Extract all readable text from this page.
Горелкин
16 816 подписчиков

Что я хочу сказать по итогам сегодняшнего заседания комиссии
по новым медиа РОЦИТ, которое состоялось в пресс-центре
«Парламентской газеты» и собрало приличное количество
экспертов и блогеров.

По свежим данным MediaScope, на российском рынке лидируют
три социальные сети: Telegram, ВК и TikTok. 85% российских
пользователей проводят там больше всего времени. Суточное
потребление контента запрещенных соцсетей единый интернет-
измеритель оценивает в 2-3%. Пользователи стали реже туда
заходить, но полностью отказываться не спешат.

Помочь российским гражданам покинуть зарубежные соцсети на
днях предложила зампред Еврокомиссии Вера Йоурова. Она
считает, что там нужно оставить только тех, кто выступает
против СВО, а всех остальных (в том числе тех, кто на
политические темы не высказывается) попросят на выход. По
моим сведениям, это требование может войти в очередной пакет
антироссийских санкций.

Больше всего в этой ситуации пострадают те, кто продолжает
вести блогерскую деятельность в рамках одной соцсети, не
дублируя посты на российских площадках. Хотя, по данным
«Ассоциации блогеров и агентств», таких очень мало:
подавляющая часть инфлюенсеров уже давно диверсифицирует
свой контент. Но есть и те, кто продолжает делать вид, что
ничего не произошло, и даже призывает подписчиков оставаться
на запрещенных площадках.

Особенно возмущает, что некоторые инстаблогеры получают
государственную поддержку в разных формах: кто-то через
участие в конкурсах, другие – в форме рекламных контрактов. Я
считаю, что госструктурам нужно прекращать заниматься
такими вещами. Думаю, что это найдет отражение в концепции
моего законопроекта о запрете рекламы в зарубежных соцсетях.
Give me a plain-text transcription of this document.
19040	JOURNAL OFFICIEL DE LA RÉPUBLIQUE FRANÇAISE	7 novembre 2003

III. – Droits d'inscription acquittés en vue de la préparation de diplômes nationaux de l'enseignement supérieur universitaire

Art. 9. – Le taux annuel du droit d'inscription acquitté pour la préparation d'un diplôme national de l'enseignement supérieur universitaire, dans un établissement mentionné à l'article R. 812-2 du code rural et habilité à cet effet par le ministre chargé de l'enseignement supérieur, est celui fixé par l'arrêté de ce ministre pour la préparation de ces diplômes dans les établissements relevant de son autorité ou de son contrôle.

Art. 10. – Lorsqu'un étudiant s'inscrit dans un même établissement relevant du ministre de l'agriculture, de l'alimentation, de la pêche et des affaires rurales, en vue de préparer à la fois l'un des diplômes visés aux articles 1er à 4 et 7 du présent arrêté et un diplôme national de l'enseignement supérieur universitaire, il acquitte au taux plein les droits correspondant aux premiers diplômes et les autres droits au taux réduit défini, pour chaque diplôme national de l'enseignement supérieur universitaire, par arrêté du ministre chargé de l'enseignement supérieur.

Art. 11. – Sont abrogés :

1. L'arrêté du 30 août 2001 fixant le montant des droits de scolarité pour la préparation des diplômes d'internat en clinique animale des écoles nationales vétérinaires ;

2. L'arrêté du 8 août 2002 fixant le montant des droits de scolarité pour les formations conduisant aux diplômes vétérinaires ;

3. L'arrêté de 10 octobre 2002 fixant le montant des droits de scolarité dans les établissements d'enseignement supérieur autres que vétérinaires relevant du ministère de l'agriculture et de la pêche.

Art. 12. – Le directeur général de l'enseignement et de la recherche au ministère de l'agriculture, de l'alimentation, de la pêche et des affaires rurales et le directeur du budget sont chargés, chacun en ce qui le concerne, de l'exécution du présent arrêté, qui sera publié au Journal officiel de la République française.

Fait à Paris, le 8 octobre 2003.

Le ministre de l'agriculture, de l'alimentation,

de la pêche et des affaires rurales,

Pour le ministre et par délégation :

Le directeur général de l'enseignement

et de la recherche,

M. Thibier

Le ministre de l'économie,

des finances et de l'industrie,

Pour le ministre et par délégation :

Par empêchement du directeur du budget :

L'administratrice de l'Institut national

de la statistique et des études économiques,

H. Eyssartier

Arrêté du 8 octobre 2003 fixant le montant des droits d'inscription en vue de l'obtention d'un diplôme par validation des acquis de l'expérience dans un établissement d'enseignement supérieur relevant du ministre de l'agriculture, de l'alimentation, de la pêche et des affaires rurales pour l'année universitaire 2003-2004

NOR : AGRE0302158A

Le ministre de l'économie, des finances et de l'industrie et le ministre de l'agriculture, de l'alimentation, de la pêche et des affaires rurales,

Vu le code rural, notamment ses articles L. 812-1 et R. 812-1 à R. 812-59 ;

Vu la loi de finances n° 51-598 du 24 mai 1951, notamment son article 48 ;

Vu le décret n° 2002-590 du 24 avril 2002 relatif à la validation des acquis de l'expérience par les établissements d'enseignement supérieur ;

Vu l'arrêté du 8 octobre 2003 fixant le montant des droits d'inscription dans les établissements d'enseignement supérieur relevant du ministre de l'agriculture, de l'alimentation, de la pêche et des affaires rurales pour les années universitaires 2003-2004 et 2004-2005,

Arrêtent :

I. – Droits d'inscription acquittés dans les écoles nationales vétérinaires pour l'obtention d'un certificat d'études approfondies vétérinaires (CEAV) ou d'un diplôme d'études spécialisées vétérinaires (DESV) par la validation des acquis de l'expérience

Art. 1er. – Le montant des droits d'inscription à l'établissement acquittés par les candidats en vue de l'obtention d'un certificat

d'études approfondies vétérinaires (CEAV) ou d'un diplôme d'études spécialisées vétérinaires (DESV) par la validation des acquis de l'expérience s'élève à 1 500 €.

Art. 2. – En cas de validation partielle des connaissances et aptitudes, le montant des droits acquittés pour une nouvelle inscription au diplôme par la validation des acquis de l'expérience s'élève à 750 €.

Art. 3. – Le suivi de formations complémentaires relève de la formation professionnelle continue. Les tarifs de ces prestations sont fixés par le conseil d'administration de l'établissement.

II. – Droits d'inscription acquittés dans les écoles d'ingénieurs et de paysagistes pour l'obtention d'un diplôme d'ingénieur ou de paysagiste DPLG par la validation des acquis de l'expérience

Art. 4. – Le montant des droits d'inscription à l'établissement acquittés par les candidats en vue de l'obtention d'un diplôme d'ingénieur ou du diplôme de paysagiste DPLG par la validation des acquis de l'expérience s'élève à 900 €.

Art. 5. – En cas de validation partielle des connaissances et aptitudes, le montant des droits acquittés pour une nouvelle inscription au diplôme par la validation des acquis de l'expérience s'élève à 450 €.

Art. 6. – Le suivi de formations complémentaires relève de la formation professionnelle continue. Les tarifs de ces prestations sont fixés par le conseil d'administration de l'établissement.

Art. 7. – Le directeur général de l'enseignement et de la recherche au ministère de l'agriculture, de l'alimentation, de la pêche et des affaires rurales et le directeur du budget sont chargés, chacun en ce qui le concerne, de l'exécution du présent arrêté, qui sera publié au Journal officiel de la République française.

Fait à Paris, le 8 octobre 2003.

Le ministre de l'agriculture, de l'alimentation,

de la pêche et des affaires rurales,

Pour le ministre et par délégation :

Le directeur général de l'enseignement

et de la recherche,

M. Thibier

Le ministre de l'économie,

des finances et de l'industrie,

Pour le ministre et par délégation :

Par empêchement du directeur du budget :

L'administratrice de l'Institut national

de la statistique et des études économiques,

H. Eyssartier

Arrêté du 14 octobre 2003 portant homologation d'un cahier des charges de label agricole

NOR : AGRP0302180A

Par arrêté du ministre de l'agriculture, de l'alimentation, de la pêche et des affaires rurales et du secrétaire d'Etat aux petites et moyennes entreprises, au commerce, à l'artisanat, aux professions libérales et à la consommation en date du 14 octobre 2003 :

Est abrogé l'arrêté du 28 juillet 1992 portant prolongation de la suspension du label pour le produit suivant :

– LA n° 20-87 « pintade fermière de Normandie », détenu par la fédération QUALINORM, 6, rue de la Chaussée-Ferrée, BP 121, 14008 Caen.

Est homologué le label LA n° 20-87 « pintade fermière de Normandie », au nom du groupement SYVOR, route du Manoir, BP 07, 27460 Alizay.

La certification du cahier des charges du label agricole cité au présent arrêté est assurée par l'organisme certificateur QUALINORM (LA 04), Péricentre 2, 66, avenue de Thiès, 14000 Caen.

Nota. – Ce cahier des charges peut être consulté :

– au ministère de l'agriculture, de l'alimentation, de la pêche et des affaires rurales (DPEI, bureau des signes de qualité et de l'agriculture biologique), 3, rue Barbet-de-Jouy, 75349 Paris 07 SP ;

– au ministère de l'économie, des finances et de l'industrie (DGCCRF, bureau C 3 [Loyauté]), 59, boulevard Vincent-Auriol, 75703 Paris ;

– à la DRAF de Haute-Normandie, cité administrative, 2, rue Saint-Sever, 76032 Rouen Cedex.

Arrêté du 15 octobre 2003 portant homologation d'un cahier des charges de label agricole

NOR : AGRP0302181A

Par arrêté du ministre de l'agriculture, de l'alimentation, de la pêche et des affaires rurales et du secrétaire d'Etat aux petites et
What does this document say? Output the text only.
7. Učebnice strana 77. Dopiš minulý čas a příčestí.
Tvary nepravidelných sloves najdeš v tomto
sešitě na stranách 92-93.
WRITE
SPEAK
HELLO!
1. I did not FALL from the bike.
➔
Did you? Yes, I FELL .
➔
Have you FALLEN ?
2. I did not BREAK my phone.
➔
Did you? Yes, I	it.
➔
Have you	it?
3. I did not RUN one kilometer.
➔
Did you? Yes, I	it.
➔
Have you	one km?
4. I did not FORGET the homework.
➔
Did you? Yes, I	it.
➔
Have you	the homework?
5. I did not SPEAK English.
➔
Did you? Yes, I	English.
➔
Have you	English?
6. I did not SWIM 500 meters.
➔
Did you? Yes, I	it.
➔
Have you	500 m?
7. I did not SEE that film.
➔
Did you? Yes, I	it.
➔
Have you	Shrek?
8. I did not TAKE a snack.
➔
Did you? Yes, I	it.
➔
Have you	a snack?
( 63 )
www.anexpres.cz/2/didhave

__WORK INSTRUCTIONS__:
Scan the lines above for "recherche", then copy every one that has it.

__OUTPUT BELOW__:
Art. 12. – Le directeur général de l'enseignement et de la recherche au ministère de l'agriculture, de l'alimentation, de la pêche et des affaires rurales et le directeur du budget sont chargés, chacun en ce qui le concerne, de l'exécution du présent arrêté, qui sera publié au Journal officiel de la République française.
et de la recherche,
Art. 7. – Le directeur général de l'enseignement et de la recherche au ministère de l'agriculture, de l'alimentation, de la pêche et des affaires rurales et le directeur du budget sont chargés, chacun en ce qui le concerne, de l'exécution du présent arrêté, qui sera publié au Journal officiel de la République française.
et de la recherche,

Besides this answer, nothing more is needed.